### Work to be completed
Each line containing the word "Practicality" must be collected.

### Listing

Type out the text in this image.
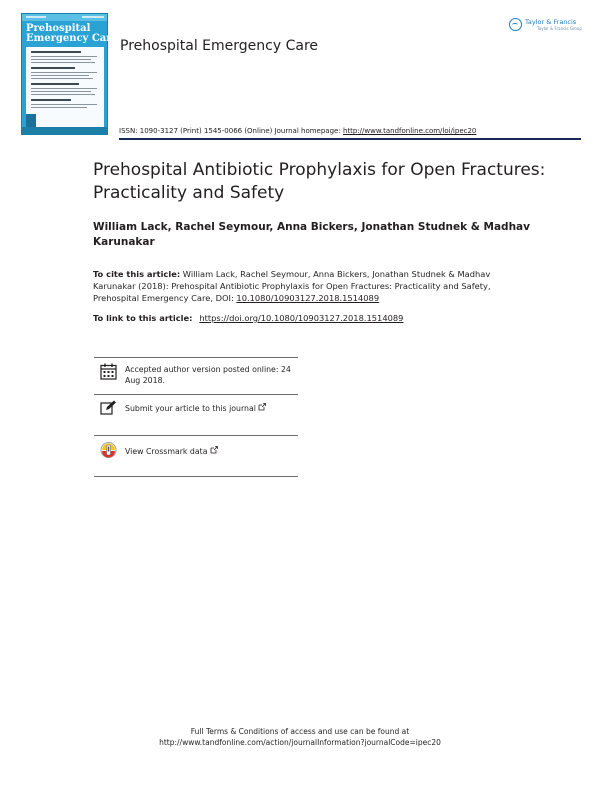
Prehospital
Emergency Care Prehospital Emergency Care
Taylor & Francis
Taylor & Francis Group
ISSN: 1090-3127 (Print) 1545-0066 (Online) Journal homepage: http://www.tandfonline.com/loi/ipec20
Prehospital Antibiotic Prophylaxis for Open Fractures: Practicality and Safety
William Lack, Rachel Seymour, Anna Bickers, Jonathan Studnek & Madhav Karunakar
To cite this article: William Lack, Rachel Seymour, Anna Bickers, Jonathan Studnek & Madhav Karunakar (2018): Prehospital Antibiotic Prophylaxis for Open Fractures: Practicality and Safety, Prehospital Emergency Care, DOI: 10.1080/10903127.2018.1514089
To link to this article: https://doi.org/10.1080/10903127.2018.1514089
Accepted author version posted online: 24 Aug 2018.
Submit your article to this journal
View Crossmark data
Full Terms & Conditions of access and use can be found at
http://www.tandfonline.com/action/journalInformation?journalCode=ipec20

### Solved exercise
Prehospital Antibiotic Prophylaxis for Open Fractures: Practicality and Safety
To cite this article: William Lack, Rachel Seymour, Anna Bickers, Jonathan Studnek & Madhav Karunakar (2018): Prehospital Antibiotic Prophylaxis for Open Fractures: Practicality and Safety, Prehospital Emergency Care, DOI: 10.1080/10903127.2018.1514089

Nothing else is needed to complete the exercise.